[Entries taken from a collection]
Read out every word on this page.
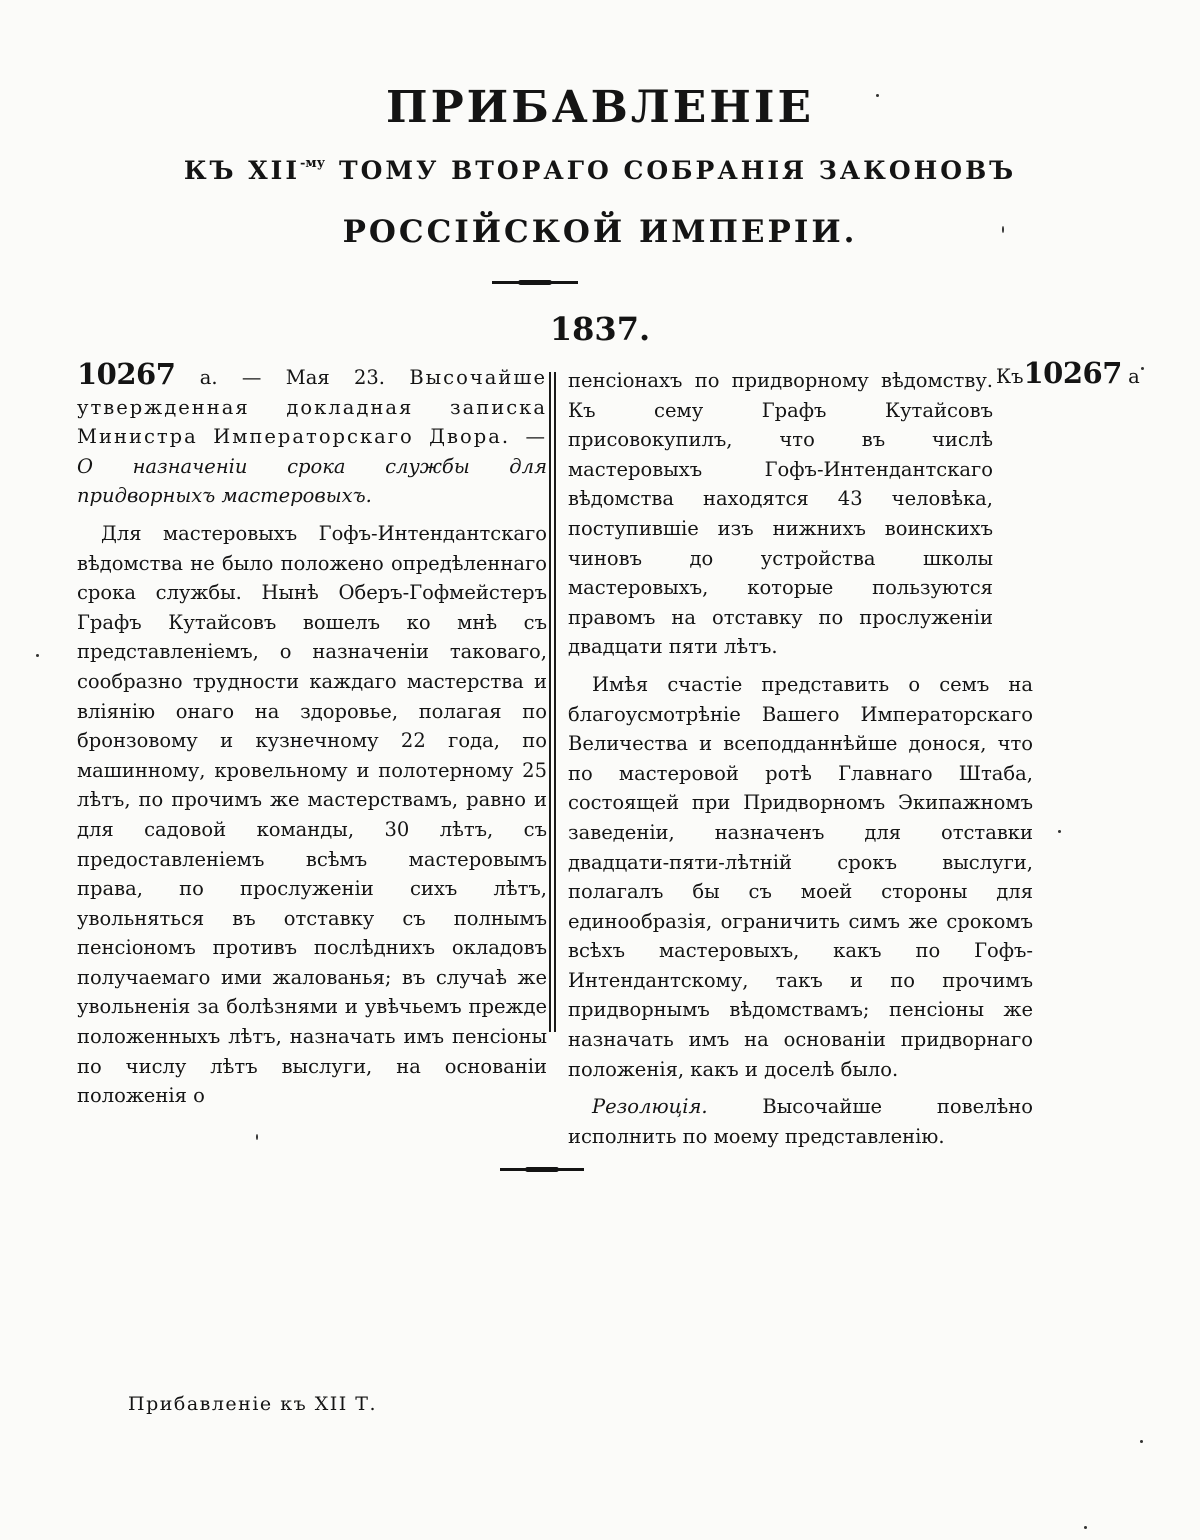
ПРИБАВЛЕНІЕ
КЪ $XII^{-му}$ ТОМУ ВТОРАГО СОБРАНІЯ ЗАКОНОВЪ
РОССІЙСКОЙ ИМПЕРІИ.
1837.

10267 а. — Мая 23. Высочайше утвержденная докладная записка Министра Императорскаго Двора. — О назначеніи срока службы для придворныхъ мастеровыхъ.

Для мастеровыхъ Гофъ-Интендантскаго вѣдомства не было положено опредѣленнаго срока службы. Нынѣ Оберъ-Гофмейстеръ Графъ Кутайсовъ вошелъ ко мнѣ съ представленіемъ, о назначеніи таковаго, сообразно трудности каждаго мастерства и вліянію онаго на здоровье, полагая по бронзовому и кузнечному 22 года, по машинному, кровельному и полотерному 25 лѣтъ, по прочимъ же мастерствамъ, равно и для садовой команды, 30 лѣтъ, съ предоставленіемъ всѣмъ мастеровымъ права, по прослуженіи сихъ лѣтъ, увольняться въ отставку съ полнымъ пенсіономъ противъ послѣднихъ окладовъ получаемаго ими жалованья; въ случаѣ же увольненія за болѣзнями и увѣчьемъ прежде положенныхъ лѣтъ, назначать имъ пенсіоны по числу лѣтъ выслуги, на основаніи положенія о

Къ10267 а

пенсіонахъ по придворному вѣдомству. Къ сему Графъ Кутайсовъ присовокупилъ, что въ числѣ мастеровыхъ Гофъ-Интендантскаго вѣдомства находятся 43 человѣка, поступившіе изъ нижнихъ воинскихъ чиновъ до устройства школы мастеровыхъ, которые пользуются правомъ на отставку по прослуженіи двадцати пяти лѣтъ.

Имѣя счастіе представить о семъ на благоусмотрѣніе Вашего Императорскаго Величества и всеподданнѣйше донося, что по мастеровой ротѣ Главнаго Штаба, состоящей при Придворномъ Экипажномъ заведеніи, назначенъ для отставки двадцати-пяти-лѣтній срокъ выслуги, полагалъ бы съ моей стороны для единообразія, ограничить симъ же срокомъ всѣхъ мастеровыхъ, какъ по Гофъ-Интендантскому, такъ и по прочимъ придворнымъ вѣдомствамъ; пенсіоны же назначать имъ на основаніи придворнаго положенія, какъ и доселѣ было.

Резолюція.	Высочайше повелѣно исполнить по моему представленію.

Прибавленіе къ XII Т.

→ Instructions for the task: What is the number of lines that hold the string "Кутайсовъ"? Reply with that number alone.

→ Solution: 2